Data entries:
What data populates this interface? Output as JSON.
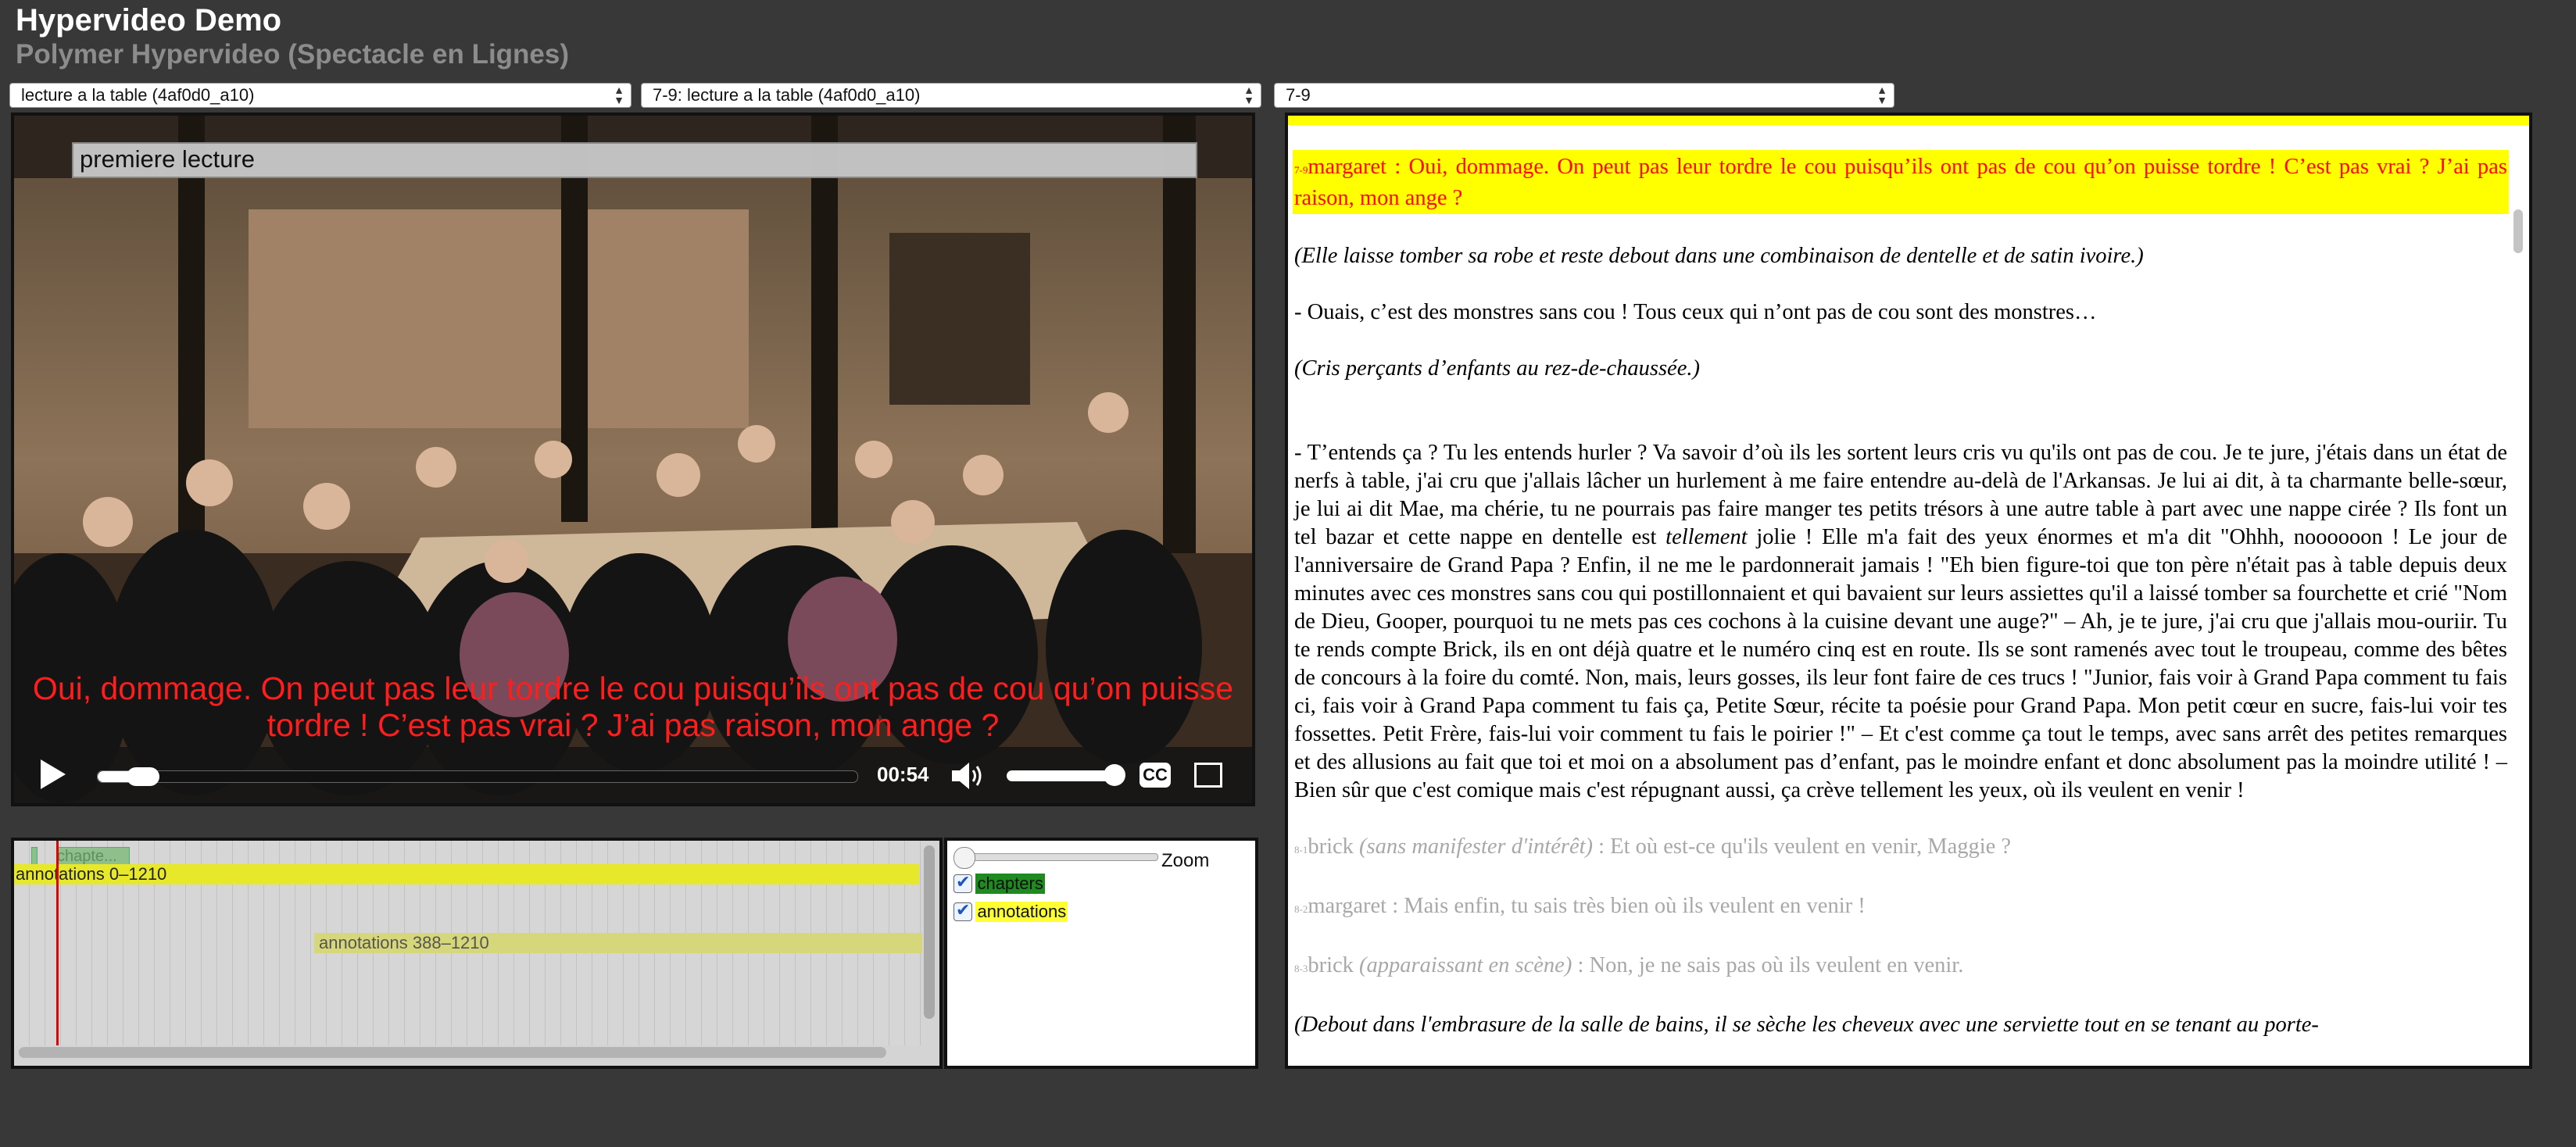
{
  "app": {
    "title": "Hypervideo Demo",
    "subtitle": "Polymer Hypervideo (Spectacle en Lignes)"
  },
  "selectors": {
    "video_select": "lecture a la table (4af0d0_a10)",
    "annotation_select": "7-9: lecture a la table (4af0d0_a10)",
    "segment_select": "7-9"
  },
  "player": {
    "chapter_overlay": "premiere lecture",
    "caption": "Oui, dommage. On peut pas leur tordre le cou puisqu’ils ont pas de cou qu’on puisse tordre ! C’est pas vrai ? J’ai pas raison, mon ange ?",
    "time": "00:54",
    "progress": 0.06,
    "volume": 0.88,
    "cc_label": "CC",
    "icons": [
      "play-icon",
      "volume-icon",
      "closed-captions-icon",
      "fullscreen-icon"
    ]
  },
  "timeline": {
    "chapter_track_label": "chapte...",
    "annotations_all": "annotations 0–1210",
    "annotations_range": "annotations 388–1210"
  },
  "legend": {
    "zoom_label": "Zoom",
    "items": [
      {
        "label": "chapters",
        "checked": true,
        "color": "#1f8a1f"
      },
      {
        "label": "annotations",
        "checked": true,
        "color": "#ffff33"
      }
    ]
  },
  "transcript": {
    "current_num": "7-9",
    "current_text": "margaret : Oui, dommage. On peut pas leur tordre le cou puisqu’ils ont pas de cou qu’on puisse tordre ! C’est pas vrai ? J’ai pas raison, mon ange ?",
    "dir1": "(Elle laisse tomber sa robe et reste debout dans une combinaison de dentelle et de satin ivoire.)",
    "line1": "- Ouais, c’est des monstres sans cou ! Tous ceux qui n’ont pas de cou sont des monstres…",
    "dir2": "(Cris perçants d’enfants au rez-de-chaussée.)",
    "long_a": "- T’entends ça ? Tu les entends hurler ? Va savoir d’où ils les sortent leurs cris vu qu'ils ont pas de cou. Je te jure, j'étais dans un état de nerfs à table, j'ai cru que j'allais lâcher un hurlement à me faire entendre au-delà de l'Arkansas. Je lui ai dit, à ta charmante belle-sœur, je lui ai dit Mae, ma chérie, tu ne pourrais pas faire manger tes petits trésors à une autre table à part avec une nappe cirée ? Ils font un tel bazar et cette nappe en dentelle est ",
    "long_em": "tellement",
    "long_b": " jolie ! Elle m'a fait des yeux énormes et m'a dit \"Ohhh, noooooon ! Le jour de l'anniversaire de Grand Papa ? Enfin, il ne me le pardonnerait jamais ! \"Eh bien figure-toi que ton père n'était pas à table depuis deux minutes avec ces monstres sans cou qui postillonnaient et qui bavaient sur leurs assiettes qu'il a laissé tomber sa fourchette et crié \"Nom de Dieu, Gooper, pourquoi tu ne mets pas ces cochons à la cuisine devant une auge?\" – Ah, je te jure, j'ai cru que j'allais mou-ouriir. Tu te rends compte Brick, ils en ont déjà quatre et le numéro cinq est en route. Ils se sont ramenés avec tout le troupeau, comme des bêtes de concours à la foire du comté. Non, mais, leurs gosses, ils leur font faire de ces trucs ! \"Junior, fais voir à Grand Papa comment tu fais ci, fais voir à Grand Papa comment tu fais ça, Petite Sœur, récite ta poésie pour Grand Papa. Mon petit cœur en sucre, fais-lui voir tes fossettes. Petit Frère, fais-lui voir comment tu fais le poirier !\" – Et c'est comme ça tout le temps, avec sans arrêt des petites remarques et des allusions au fait que toi et moi on a absolument pas d’enfant, pas le moindre enfant et donc absolument pas la moindre utilité ! – Bien sûr que c'est comique mais c'est répugnant aussi, ça crève tellement les yeux, où ils veulent en venir !",
    "l81_num": "8-1",
    "l81_speaker": "brick ",
    "l81_dir": "(sans manifester d'intérêt)",
    "l81_text": " : Et où est-ce qu'ils veulent en venir, Maggie ?",
    "l82_num": "8-2",
    "l82_text": "margaret : Mais enfin, tu sais très bien où ils veulent en venir !",
    "l83_num": "8-3",
    "l83_speaker": "brick ",
    "l83_dir": "(apparaissant en scène)",
    "l83_text": " : Non, je ne sais pas où ils veulent en venir.",
    "dir3": "(Debout dans l'embrasure de la salle de bains, il se sèche les cheveux avec une serviette tout en se tenant au porte-"
  }
}
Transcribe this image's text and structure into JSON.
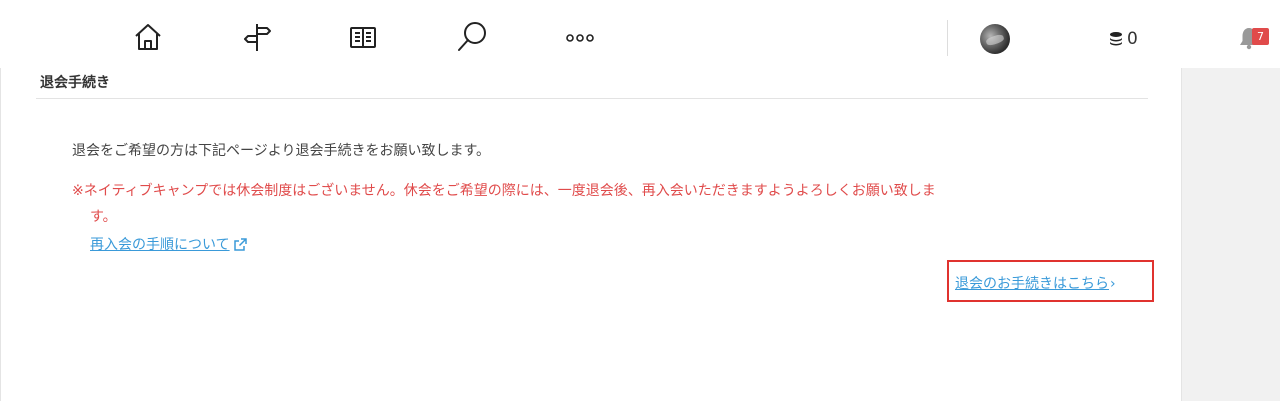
{
  "nav": {
    "icons": [
      "home-icon",
      "signpost-icon",
      "book-icon",
      "search-icon",
      "more-icon"
    ],
    "coins": "0",
    "notifications": "7"
  },
  "section": {
    "title": "退会手続き",
    "intro": "退会をご希望の方は下記ページより退会手続きをお願い致します。",
    "warning_line1": "※ネイティブキャンプでは休会制度はございません。休会をご希望の際には、一度退会後、再入会いただきますようよろしくお願い致しま",
    "warning_line2": "す。",
    "rejoin_link": "再入会の手順について",
    "withdraw_link": "退会のお手続きはこちら",
    "withdraw_chevron": "›"
  },
  "colors": {
    "warning": "#e04b4b",
    "link": "#3a9ad9",
    "highlight_box": "#e0332f",
    "badge": "#e04b4b"
  }
}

▶ **Task prompt**:
Find the lines containing "tordre" and list every one of them.

▶ **Problem solution**:
    "caption": "Oui, dommage. On peut pas leur tordre le cou puisqu’ils ont pas de cou qu’on puisse tordre ! C’est pas vrai ? J’ai pas raison, mon ange ?",
    "current_text": "margaret : Oui, dommage. On peut pas leur tordre le cou puisqu’ils ont pas de cou qu’on puisse tordre ! C’est pas vrai ? J’ai pas raison, mon ange ?",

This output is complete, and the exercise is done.